:: Your objective ::
Exactly retype the lines below from the one containing "Type out the text in this image." through the end of the listing. Leave pictures out.

[Saved entries]
————————
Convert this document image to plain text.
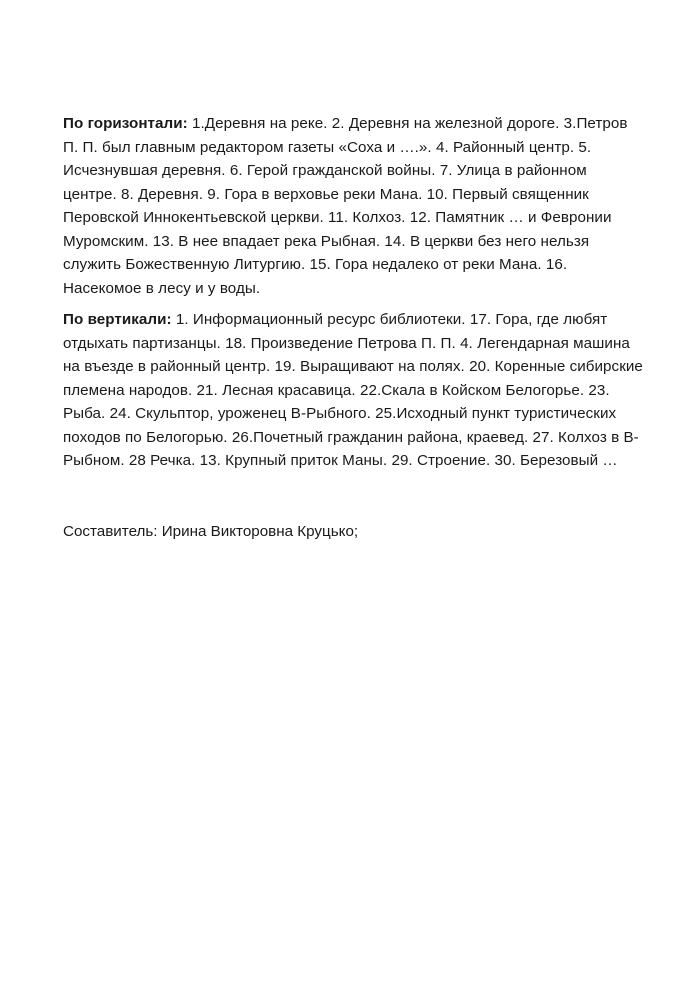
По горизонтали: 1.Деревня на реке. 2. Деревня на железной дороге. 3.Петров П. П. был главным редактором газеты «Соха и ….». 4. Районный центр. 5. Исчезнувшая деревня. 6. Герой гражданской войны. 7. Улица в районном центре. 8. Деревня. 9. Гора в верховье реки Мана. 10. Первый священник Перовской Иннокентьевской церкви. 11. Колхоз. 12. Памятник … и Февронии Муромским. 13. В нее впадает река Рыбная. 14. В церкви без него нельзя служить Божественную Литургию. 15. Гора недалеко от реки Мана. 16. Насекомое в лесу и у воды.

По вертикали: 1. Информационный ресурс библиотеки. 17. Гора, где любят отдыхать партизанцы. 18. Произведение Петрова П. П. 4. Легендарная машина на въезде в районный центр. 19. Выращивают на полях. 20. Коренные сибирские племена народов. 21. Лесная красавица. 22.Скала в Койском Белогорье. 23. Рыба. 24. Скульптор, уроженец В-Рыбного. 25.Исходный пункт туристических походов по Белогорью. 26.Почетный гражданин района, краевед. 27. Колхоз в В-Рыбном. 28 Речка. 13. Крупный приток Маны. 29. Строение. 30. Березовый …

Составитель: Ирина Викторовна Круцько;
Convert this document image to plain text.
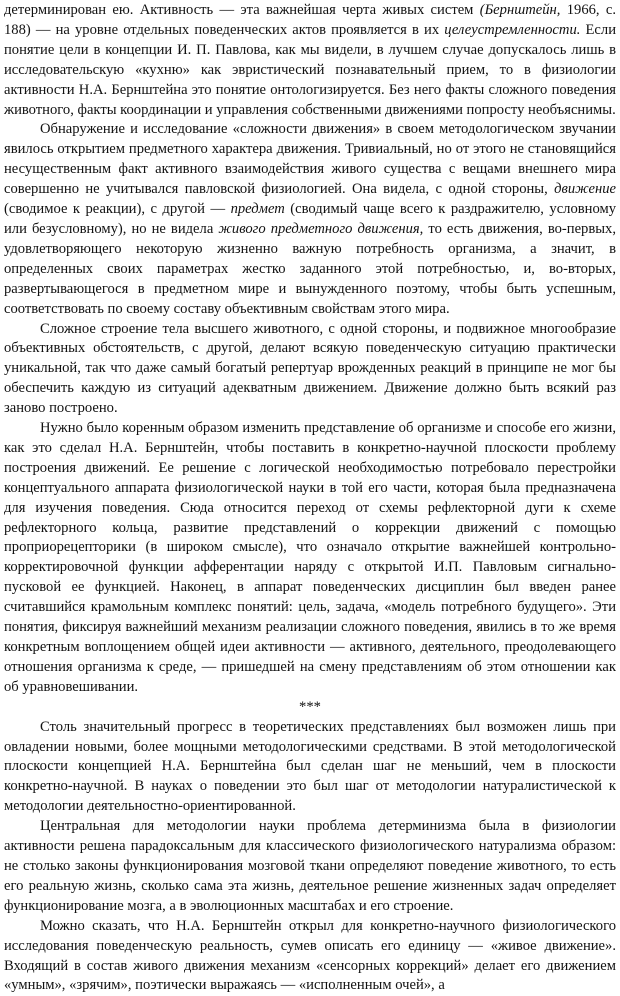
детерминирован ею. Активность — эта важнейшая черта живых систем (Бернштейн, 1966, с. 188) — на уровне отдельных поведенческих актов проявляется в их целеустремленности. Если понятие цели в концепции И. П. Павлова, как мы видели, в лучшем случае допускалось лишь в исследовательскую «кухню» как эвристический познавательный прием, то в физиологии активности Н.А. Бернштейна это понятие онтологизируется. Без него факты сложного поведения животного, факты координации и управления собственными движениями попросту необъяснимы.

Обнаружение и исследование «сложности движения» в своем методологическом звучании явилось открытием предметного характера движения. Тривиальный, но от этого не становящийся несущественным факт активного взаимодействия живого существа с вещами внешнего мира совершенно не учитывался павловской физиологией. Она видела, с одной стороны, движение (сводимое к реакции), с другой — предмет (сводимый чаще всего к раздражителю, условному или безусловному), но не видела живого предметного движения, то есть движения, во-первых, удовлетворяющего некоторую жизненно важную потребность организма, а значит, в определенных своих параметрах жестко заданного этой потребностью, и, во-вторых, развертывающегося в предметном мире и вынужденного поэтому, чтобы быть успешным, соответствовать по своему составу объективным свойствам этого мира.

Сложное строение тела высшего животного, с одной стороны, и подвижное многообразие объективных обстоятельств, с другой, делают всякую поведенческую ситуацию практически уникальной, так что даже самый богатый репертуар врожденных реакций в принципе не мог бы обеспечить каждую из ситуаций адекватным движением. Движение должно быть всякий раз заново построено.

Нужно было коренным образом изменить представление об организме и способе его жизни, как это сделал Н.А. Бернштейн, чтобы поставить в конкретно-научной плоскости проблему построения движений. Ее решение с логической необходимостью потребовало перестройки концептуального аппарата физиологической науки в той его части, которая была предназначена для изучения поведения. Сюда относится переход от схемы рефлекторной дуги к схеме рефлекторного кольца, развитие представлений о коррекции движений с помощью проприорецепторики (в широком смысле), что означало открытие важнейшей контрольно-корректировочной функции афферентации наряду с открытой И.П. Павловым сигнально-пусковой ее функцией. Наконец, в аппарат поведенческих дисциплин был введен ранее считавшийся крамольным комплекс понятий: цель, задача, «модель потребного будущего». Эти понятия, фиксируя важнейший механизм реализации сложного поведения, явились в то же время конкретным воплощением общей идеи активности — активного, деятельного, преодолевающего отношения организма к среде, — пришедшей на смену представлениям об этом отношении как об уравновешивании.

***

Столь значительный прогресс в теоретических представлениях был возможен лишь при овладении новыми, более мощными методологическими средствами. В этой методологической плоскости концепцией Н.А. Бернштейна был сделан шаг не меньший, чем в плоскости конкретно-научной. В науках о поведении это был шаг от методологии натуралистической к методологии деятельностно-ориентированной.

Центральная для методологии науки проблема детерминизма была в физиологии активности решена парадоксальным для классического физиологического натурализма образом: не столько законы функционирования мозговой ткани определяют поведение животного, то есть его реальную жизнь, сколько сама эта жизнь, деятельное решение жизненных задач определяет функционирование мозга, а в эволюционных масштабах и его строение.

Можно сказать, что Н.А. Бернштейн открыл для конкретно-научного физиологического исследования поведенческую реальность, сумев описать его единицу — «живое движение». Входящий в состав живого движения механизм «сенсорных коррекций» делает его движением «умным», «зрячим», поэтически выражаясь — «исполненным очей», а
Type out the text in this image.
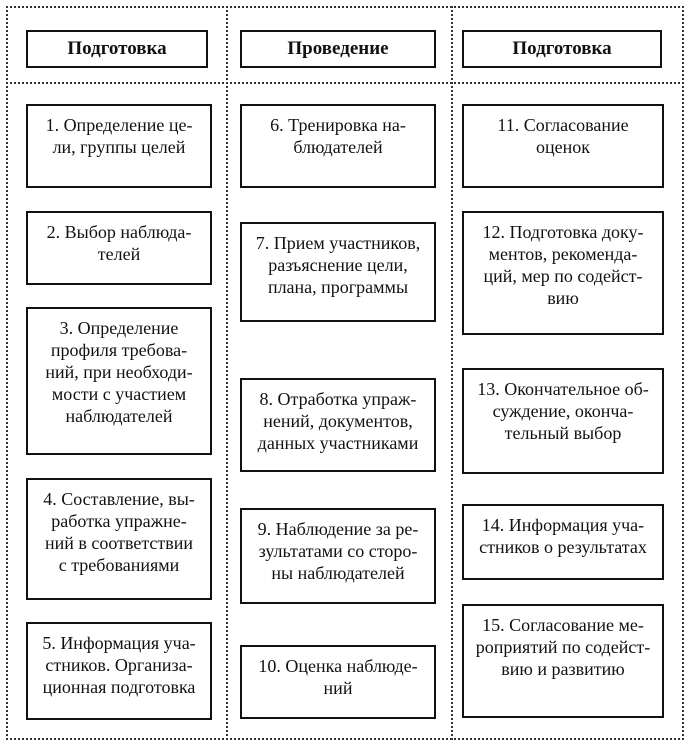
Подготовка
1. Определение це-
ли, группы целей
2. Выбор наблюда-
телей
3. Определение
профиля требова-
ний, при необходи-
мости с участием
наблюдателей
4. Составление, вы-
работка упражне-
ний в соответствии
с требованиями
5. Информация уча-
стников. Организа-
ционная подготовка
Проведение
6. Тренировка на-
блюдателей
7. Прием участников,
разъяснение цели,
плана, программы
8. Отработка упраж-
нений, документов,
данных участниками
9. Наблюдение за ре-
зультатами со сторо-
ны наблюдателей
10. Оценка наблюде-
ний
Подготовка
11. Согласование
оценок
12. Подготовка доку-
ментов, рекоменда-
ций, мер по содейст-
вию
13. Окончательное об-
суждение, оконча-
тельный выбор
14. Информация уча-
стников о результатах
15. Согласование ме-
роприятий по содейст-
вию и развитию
————————
:: Written answer ::
Type out the text in this image.
Подготовка
1. Определение це-
ли, группы целей
2. Выбор наблюда-
телей
3. Определение
профиля требова-
ний, при необходи-
мости с участием
наблюдателей
4. Составление, вы-
работка упражне-
ний в соответствии
с требованиями
5. Информация уча-
стников. Организа-
ционная подготовка
Проведение
6. Тренировка на-
блюдателей
7. Прием участников,
разъяснение цели,
плана, программы
8. Отработка упраж-
нений, документов,
данных участниками
9. Наблюдение за ре-
зультатами со сторо-
ны наблюдателей
10. Оценка наблюде-
ний
Подготовка
11. Согласование
оценок
12. Подготовка доку-
ментов, рекоменда-
ций, мер по содейст-
вию
13. Окончательное об-
суждение, оконча-
тельный выбор
14. Информация уча-
стников о результатах
15. Согласование ме-
роприятий по содейст-
вию и развитию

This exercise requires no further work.